• _Goal_: Copy every entry word for word, but skip the pictures.

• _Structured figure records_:
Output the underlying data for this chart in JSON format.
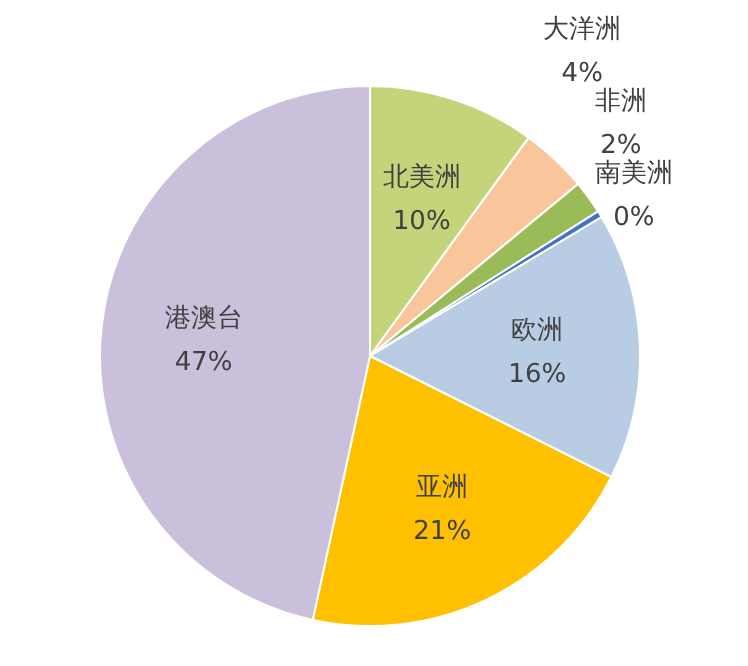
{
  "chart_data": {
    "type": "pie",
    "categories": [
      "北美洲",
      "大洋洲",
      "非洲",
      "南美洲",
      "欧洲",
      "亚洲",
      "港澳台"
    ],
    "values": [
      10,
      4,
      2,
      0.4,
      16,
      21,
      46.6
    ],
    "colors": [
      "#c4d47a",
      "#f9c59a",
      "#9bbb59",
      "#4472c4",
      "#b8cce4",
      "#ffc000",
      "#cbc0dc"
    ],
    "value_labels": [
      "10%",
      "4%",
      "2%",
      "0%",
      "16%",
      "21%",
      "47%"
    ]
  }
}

• _The answer_:
Output the underlying data for this chart in JSON format.
{
  "chart_data": {
    "type": "pie",
    "categories": [
      "北美洲",
      "大洋洲",
      "非洲",
      "南美洲",
      "欧洲",
      "亚洲",
      "港澳台"
    ],
    "values": [
      10,
      4,
      2,
      0.4,
      16,
      21,
      46.6
    ],
    "colors": [
      "#c4d47a",
      "#f9c59a",
      "#9bbb59",
      "#4472c4",
      "#b8cce4",
      "#ffc000",
      "#cbc0dc"
    ],
    "value_labels": [
      "10%",
      "4%",
      "2%",
      "0%",
      "16%",
      "21%",
      "47%"
    ]
  }
}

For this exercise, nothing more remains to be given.